(Dataset rows)

● ● ● ●

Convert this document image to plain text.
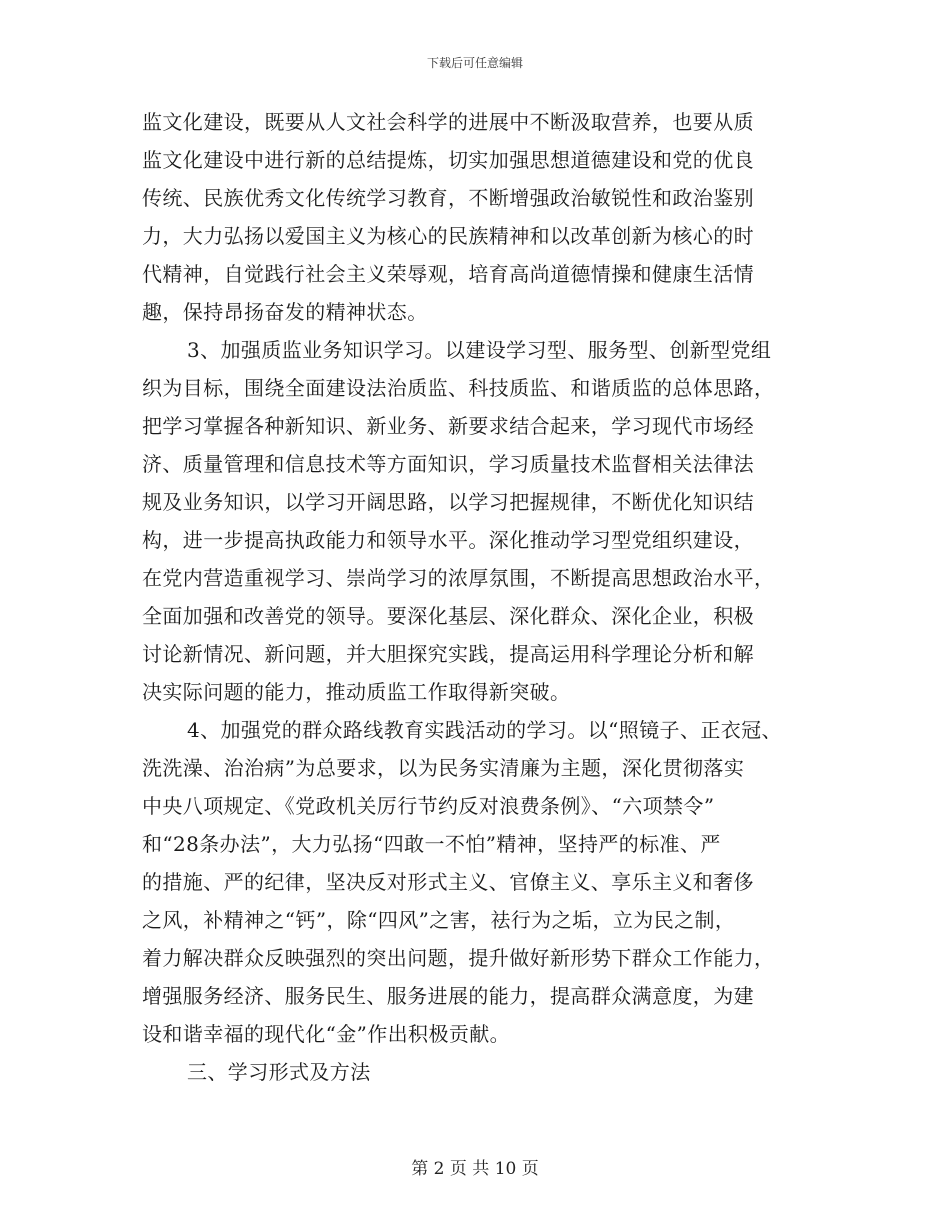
下载后可任意编辑
监文化建设，既要从人文社会科学的进展中不断汲取营养，也要从质
监文化建设中进行新的总结提炼，切实加强思想道德建设和党的优良
传统、民族优秀文化传统学习教育，不断增强政治敏锐性和政治鉴别
力，大力弘扬以爱国主义为核心的民族精神和以改革创新为核心的时
代精神，自觉践行社会主义荣辱观，培育高尚道德情操和健康生活情
趣，保持昂扬奋发的精神状态。
3、加强质监业务知识学习。以建设学习型、服务型、创新型党组
织为目标，围绕全面建设法治质监、科技质监、和谐质监的总体思路，
把学习掌握各种新知识、新业务、新要求结合起来，学习现代市场经
济、质量管理和信息技术等方面知识，学习质量技术监督相关法律法
规及业务知识，以学习开阔思路，以学习把握规律，不断优化知识结
构，进一步提高执政能力和领导水平。深化推动学习型党组织建设，
在党内营造重视学习、崇尚学习的浓厚氛围，不断提高思想政治水平，
全面加强和改善党的领导。要深化基层、深化群众、深化企业，积极
讨论新情况、新问题，并大胆探究实践，提高运用科学理论分析和解
决实际问题的能力，推动质监工作取得新突破。
4、加强党的群众路线教育实践活动的学习。以“照镜子、正衣冠、
洗洗澡、治治病”为总要求，以为民务实清廉为主题，深化贯彻落实
中央八项规定、《党政机关厉行节约反对浪费条例》、“六项禁令”
和“28条办法”，大力弘扬“四敢一不怕”精神，坚持严的标准、严
的措施、严的纪律，坚决反对形式主义、官僚主义、享乐主义和奢侈
之风，补精神之“钙”，除“四风”之害，祛行为之垢，立为民之制，
着力解决群众反映强烈的突出问题，提升做好新形势下群众工作能力，
增强服务经济、服务民生、服务进展的能力，提高群众满意度，为建
设和谐幸福的现代化“金”作出积极贡献。
三、学习形式及方法
第 2 页 共 10 页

● ● ● ●

== To do ==
Write out the material above once more, exactly as it reads, with no pictures.

== Response below ==
Convert this document image to plain text.
下载后可任意编辑
监文化建设，既要从人文社会科学的进展中不断汲取营养，也要从质
监文化建设中进行新的总结提炼，切实加强思想道德建设和党的优良
传统、民族优秀文化传统学习教育，不断增强政治敏锐性和政治鉴别
力，大力弘扬以爱国主义为核心的民族精神和以改革创新为核心的时
代精神，自觉践行社会主义荣辱观，培育高尚道德情操和健康生活情
趣，保持昂扬奋发的精神状态。
3、加强质监业务知识学习。以建设学习型、服务型、创新型党组
织为目标，围绕全面建设法治质监、科技质监、和谐质监的总体思路，
把学习掌握各种新知识、新业务、新要求结合起来，学习现代市场经
济、质量管理和信息技术等方面知识，学习质量技术监督相关法律法
规及业务知识，以学习开阔思路，以学习把握规律，不断优化知识结
构，进一步提高执政能力和领导水平。深化推动学习型党组织建设，
在党内营造重视学习、崇尚学习的浓厚氛围，不断提高思想政治水平，
全面加强和改善党的领导。要深化基层、深化群众、深化企业，积极
讨论新情况、新问题，并大胆探究实践，提高运用科学理论分析和解
决实际问题的能力，推动质监工作取得新突破。
4、加强党的群众路线教育实践活动的学习。以“照镜子、正衣冠、
洗洗澡、治治病”为总要求，以为民务实清廉为主题，深化贯彻落实
中央八项规定、《党政机关厉行节约反对浪费条例》、“六项禁令”
和“28条办法”，大力弘扬“四敢一不怕”精神，坚持严的标准、严
的措施、严的纪律，坚决反对形式主义、官僚主义、享乐主义和奢侈
之风，补精神之“钙”，除“四风”之害，祛行为之垢，立为民之制，
着力解决群众反映强烈的突出问题，提升做好新形势下群众工作能力，
增强服务经济、服务民生、服务进展的能力，提高群众满意度，为建
设和谐幸福的现代化“金”作出积极贡献。
三、学习形式及方法
第 2 页 共 10 页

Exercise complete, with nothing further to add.